** WHAT IS REQUIRED **
Copy out the records in full, word for word, without pictures.

** DATASET RECORDS **
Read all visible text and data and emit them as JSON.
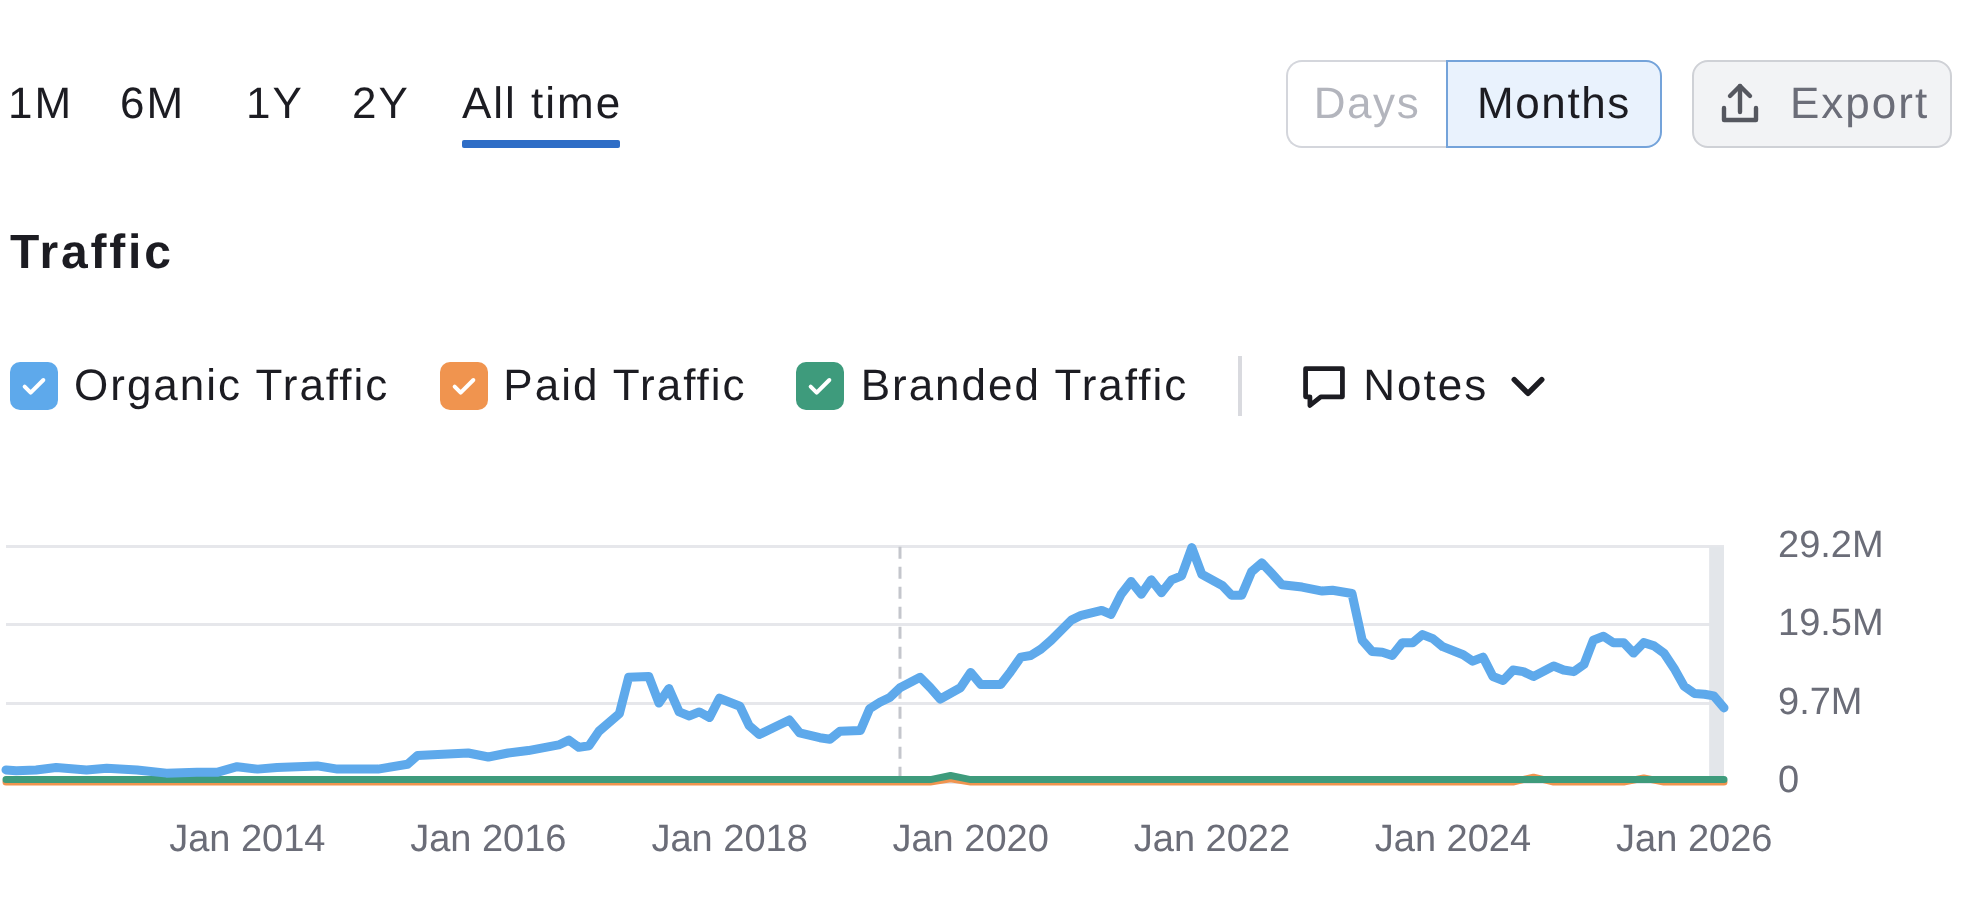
{
  "chart_data": {
    "type": "line",
    "title": "Traffic",
    "annotations": [
      "1M",
      "6M",
      "1Y",
      "2Y",
      "All time",
      "Days",
      "Months",
      "Export",
      "Notes"
    ],
    "series": [
      {
        "name": "Organic Traffic",
        "color": "#5ea9eb",
        "x": [
          "2012-01",
          "2012-02",
          "2012-04",
          "2012-06",
          "2012-09",
          "2012-11",
          "2013-02",
          "2013-05",
          "2013-08",
          "2013-10",
          "2013-12",
          "2014-02",
          "2014-04",
          "2014-08",
          "2014-10",
          "2015-02",
          "2015-05",
          "2015-06",
          "2015-08",
          "2015-11",
          "2016-01",
          "2016-03",
          "2016-05",
          "2016-08",
          "2016-09",
          "2016-10",
          "2016-11",
          "2016-12",
          "2017-02",
          "2017-03",
          "2017-05",
          "2017-06",
          "2017-07",
          "2017-08",
          "2017-09",
          "2017-10",
          "2017-11",
          "2017-12",
          "2018-02",
          "2018-03",
          "2018-04",
          "2018-06",
          "2018-07",
          "2018-08",
          "2018-10",
          "2018-11",
          "2018-12",
          "2019-02",
          "2019-03",
          "2019-04",
          "2019-05",
          "2019-06",
          "2019-08",
          "2019-09",
          "2019-10",
          "2019-12",
          "2020-01",
          "2020-02",
          "2020-04",
          "2020-05",
          "2020-06",
          "2020-07",
          "2020-08",
          "2020-09",
          "2020-11",
          "2020-12",
          "2021-02",
          "2021-03",
          "2021-04",
          "2021-05",
          "2021-06",
          "2021-07",
          "2021-08",
          "2021-09",
          "2021-10",
          "2021-11",
          "2021-12",
          "2022-02",
          "2022-03",
          "2022-04",
          "2022-05",
          "2022-06",
          "2022-07",
          "2022-08",
          "2022-10",
          "2022-12",
          "2023-01",
          "2023-03",
          "2023-04",
          "2023-05",
          "2023-06",
          "2023-07",
          "2023-08",
          "2023-09",
          "2023-10",
          "2023-11",
          "2023-12",
          "2024-02",
          "2024-03",
          "2024-04",
          "2024-05",
          "2024-06",
          "2024-07",
          "2024-08",
          "2024-09",
          "2024-11",
          "2024-12",
          "2025-01",
          "2025-02",
          "2025-03",
          "2025-04",
          "2025-05",
          "2025-06",
          "2025-07",
          "2025-08",
          "2025-09",
          "2025-10",
          "2025-11",
          "2025-12",
          "2026-01",
          "2026-02",
          "2026-03",
          "2026-04"
        ],
        "values": [
          1.5,
          1.4,
          1.5,
          1.8,
          1.5,
          1.7,
          1.5,
          1.1,
          1.2,
          1.2,
          1.9,
          1.6,
          1.8,
          2.0,
          1.6,
          1.6,
          2.2,
          3.3,
          3.4,
          3.6,
          3.1,
          3.6,
          3.9,
          4.6,
          5.2,
          4.3,
          4.5,
          6.3,
          8.5,
          13.0,
          13.1,
          9.8,
          11.6,
          8.7,
          8.2,
          8.7,
          8.0,
          10.4,
          9.4,
          7.0,
          5.9,
          7.1,
          7.7,
          6.1,
          5.5,
          5.3,
          6.3,
          6.4,
          9.1,
          9.9,
          10.5,
          11.7,
          13.0,
          11.7,
          10.3,
          11.7,
          13.6,
          12.1,
          12.1,
          13.7,
          15.5,
          15.7,
          16.5,
          17.6,
          20.1,
          20.7,
          21.3,
          20.8,
          23.3,
          24.9,
          23.3,
          25.1,
          23.5,
          25.1,
          25.6,
          29.1,
          25.8,
          24.4,
          23.2,
          23.2,
          26.1,
          27.2,
          25.9,
          24.5,
          24.2,
          23.7,
          23.8,
          23.4,
          17.6,
          16.2,
          16.1,
          15.7,
          17.3,
          17.3,
          18.3,
          17.8,
          16.8,
          15.8,
          15.0,
          15.5,
          13.1,
          12.6,
          13.9,
          13.7,
          13.1,
          14.4,
          13.9,
          13.7,
          14.6,
          17.6,
          18.1,
          17.3,
          17.3,
          16.0,
          17.3,
          16.9,
          16.0,
          14.1,
          11.9,
          11.0,
          10.9,
          10.7,
          9.2
        ]
      },
      {
        "name": "Paid Traffic",
        "color": "#f0944f",
        "x": [
          "2012-01",
          "2019-09",
          "2019-11",
          "2020-01",
          "2024-07",
          "2024-09",
          "2024-11",
          "2025-06",
          "2025-08",
          "2025-10",
          "2026-04"
        ],
        "values": [
          0.0,
          0.0,
          0.4,
          0.0,
          0.0,
          0.6,
          0.0,
          0.0,
          0.5,
          0.0,
          0.0
        ]
      },
      {
        "name": "Branded Traffic",
        "color": "#3e9b7c",
        "x": [
          "2012-01",
          "2016-01",
          "2018-01",
          "2019-09",
          "2019-11",
          "2020-01",
          "2022-01",
          "2026-04"
        ],
        "values": [
          0.3,
          0.3,
          0.3,
          0.3,
          0.8,
          0.3,
          0.3,
          0.3
        ]
      }
    ],
    "xlim": [
      "2012-01",
      "2026-04"
    ],
    "xticks": [
      {
        "value": "2014-01",
        "label": "Jan 2014"
      },
      {
        "value": "2016-01",
        "label": "Jan 2016"
      },
      {
        "value": "2018-01",
        "label": "Jan 2018"
      },
      {
        "value": "2020-01",
        "label": "Jan 2020"
      },
      {
        "value": "2022-01",
        "label": "Jan 2022"
      },
      {
        "value": "2024-01",
        "label": "Jan 2024"
      },
      {
        "value": "2026-01",
        "label": "Jan 2026"
      }
    ],
    "ylim": [
      0,
      29.2
    ],
    "yticks": [
      0,
      {
        "value": 9.7,
        "label": "9.7M"
      },
      {
        "value": 19.5,
        "label": "19.5M"
      },
      {
        "value": 29.2,
        "label": "29.2M"
      }
    ],
    "ref_lines": [
      {
        "axis": "x",
        "value": "2019-06",
        "color": "#c4c6cc",
        "line_style": "dashed"
      }
    ],
    "bands": [
      {
        "axis": "x",
        "from": "2026-02-15",
        "to": "2026-04",
        "color": "#e3e6ea"
      }
    ],
    "grid": "y",
    "legend": "top left",
    "marker": "none",
    "line_style": "solid"
  }
}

** THE REPLY **
Read all visible text and data and emit them as JSON.
{
  "chart_data": {
    "type": "line",
    "title": "Traffic",
    "annotations": [
      "1M",
      "6M",
      "1Y",
      "2Y",
      "All time",
      "Days",
      "Months",
      "Export",
      "Notes"
    ],
    "series": [
      {
        "name": "Organic Traffic",
        "color": "#5ea9eb",
        "x": [
          "2012-01",
          "2012-02",
          "2012-04",
          "2012-06",
          "2012-09",
          "2012-11",
          "2013-02",
          "2013-05",
          "2013-08",
          "2013-10",
          "2013-12",
          "2014-02",
          "2014-04",
          "2014-08",
          "2014-10",
          "2015-02",
          "2015-05",
          "2015-06",
          "2015-08",
          "2015-11",
          "2016-01",
          "2016-03",
          "2016-05",
          "2016-08",
          "2016-09",
          "2016-10",
          "2016-11",
          "2016-12",
          "2017-02",
          "2017-03",
          "2017-05",
          "2017-06",
          "2017-07",
          "2017-08",
          "2017-09",
          "2017-10",
          "2017-11",
          "2017-12",
          "2018-02",
          "2018-03",
          "2018-04",
          "2018-06",
          "2018-07",
          "2018-08",
          "2018-10",
          "2018-11",
          "2018-12",
          "2019-02",
          "2019-03",
          "2019-04",
          "2019-05",
          "2019-06",
          "2019-08",
          "2019-09",
          "2019-10",
          "2019-12",
          "2020-01",
          "2020-02",
          "2020-04",
          "2020-05",
          "2020-06",
          "2020-07",
          "2020-08",
          "2020-09",
          "2020-11",
          "2020-12",
          "2021-02",
          "2021-03",
          "2021-04",
          "2021-05",
          "2021-06",
          "2021-07",
          "2021-08",
          "2021-09",
          "2021-10",
          "2021-11",
          "2021-12",
          "2022-02",
          "2022-03",
          "2022-04",
          "2022-05",
          "2022-06",
          "2022-07",
          "2022-08",
          "2022-10",
          "2022-12",
          "2023-01",
          "2023-03",
          "2023-04",
          "2023-05",
          "2023-06",
          "2023-07",
          "2023-08",
          "2023-09",
          "2023-10",
          "2023-11",
          "2023-12",
          "2024-02",
          "2024-03",
          "2024-04",
          "2024-05",
          "2024-06",
          "2024-07",
          "2024-08",
          "2024-09",
          "2024-11",
          "2024-12",
          "2025-01",
          "2025-02",
          "2025-03",
          "2025-04",
          "2025-05",
          "2025-06",
          "2025-07",
          "2025-08",
          "2025-09",
          "2025-10",
          "2025-11",
          "2025-12",
          "2026-01",
          "2026-02",
          "2026-03",
          "2026-04"
        ],
        "values": [
          1.5,
          1.4,
          1.5,
          1.8,
          1.5,
          1.7,
          1.5,
          1.1,
          1.2,
          1.2,
          1.9,
          1.6,
          1.8,
          2.0,
          1.6,
          1.6,
          2.2,
          3.3,
          3.4,
          3.6,
          3.1,
          3.6,
          3.9,
          4.6,
          5.2,
          4.3,
          4.5,
          6.3,
          8.5,
          13.0,
          13.1,
          9.8,
          11.6,
          8.7,
          8.2,
          8.7,
          8.0,
          10.4,
          9.4,
          7.0,
          5.9,
          7.1,
          7.7,
          6.1,
          5.5,
          5.3,
          6.3,
          6.4,
          9.1,
          9.9,
          10.5,
          11.7,
          13.0,
          11.7,
          10.3,
          11.7,
          13.6,
          12.1,
          12.1,
          13.7,
          15.5,
          15.7,
          16.5,
          17.6,
          20.1,
          20.7,
          21.3,
          20.8,
          23.3,
          24.9,
          23.3,
          25.1,
          23.5,
          25.1,
          25.6,
          29.1,
          25.8,
          24.4,
          23.2,
          23.2,
          26.1,
          27.2,
          25.9,
          24.5,
          24.2,
          23.7,
          23.8,
          23.4,
          17.6,
          16.2,
          16.1,
          15.7,
          17.3,
          17.3,
          18.3,
          17.8,
          16.8,
          15.8,
          15.0,
          15.5,
          13.1,
          12.6,
          13.9,
          13.7,
          13.1,
          14.4,
          13.9,
          13.7,
          14.6,
          17.6,
          18.1,
          17.3,
          17.3,
          16.0,
          17.3,
          16.9,
          16.0,
          14.1,
          11.9,
          11.0,
          10.9,
          10.7,
          9.2
        ]
      },
      {
        "name": "Paid Traffic",
        "color": "#f0944f",
        "x": [
          "2012-01",
          "2019-09",
          "2019-11",
          "2020-01",
          "2024-07",
          "2024-09",
          "2024-11",
          "2025-06",
          "2025-08",
          "2025-10",
          "2026-04"
        ],
        "values": [
          0.0,
          0.0,
          0.4,
          0.0,
          0.0,
          0.6,
          0.0,
          0.0,
          0.5,
          0.0,
          0.0
        ]
      },
      {
        "name": "Branded Traffic",
        "color": "#3e9b7c",
        "x": [
          "2012-01",
          "2016-01",
          "2018-01",
          "2019-09",
          "2019-11",
          "2020-01",
          "2022-01",
          "2026-04"
        ],
        "values": [
          0.3,
          0.3,
          0.3,
          0.3,
          0.8,
          0.3,
          0.3,
          0.3
        ]
      }
    ],
    "xlim": [
      "2012-01",
      "2026-04"
    ],
    "xticks": [
      {
        "value": "2014-01",
        "label": "Jan 2014"
      },
      {
        "value": "2016-01",
        "label": "Jan 2016"
      },
      {
        "value": "2018-01",
        "label": "Jan 2018"
      },
      {
        "value": "2020-01",
        "label": "Jan 2020"
      },
      {
        "value": "2022-01",
        "label": "Jan 2022"
      },
      {
        "value": "2024-01",
        "label": "Jan 2024"
      },
      {
        "value": "2026-01",
        "label": "Jan 2026"
      }
    ],
    "ylim": [
      0,
      29.2
    ],
    "yticks": [
      0,
      {
        "value": 9.7,
        "label": "9.7M"
      },
      {
        "value": 19.5,
        "label": "19.5M"
      },
      {
        "value": 29.2,
        "label": "29.2M"
      }
    ],
    "ref_lines": [
      {
        "axis": "x",
        "value": "2019-06",
        "color": "#c4c6cc",
        "line_style": "dashed"
      }
    ],
    "bands": [
      {
        "axis": "x",
        "from": "2026-02-15",
        "to": "2026-04",
        "color": "#e3e6ea"
      }
    ],
    "grid": "y",
    "legend": "top left",
    "marker": "none",
    "line_style": "solid"
  }
}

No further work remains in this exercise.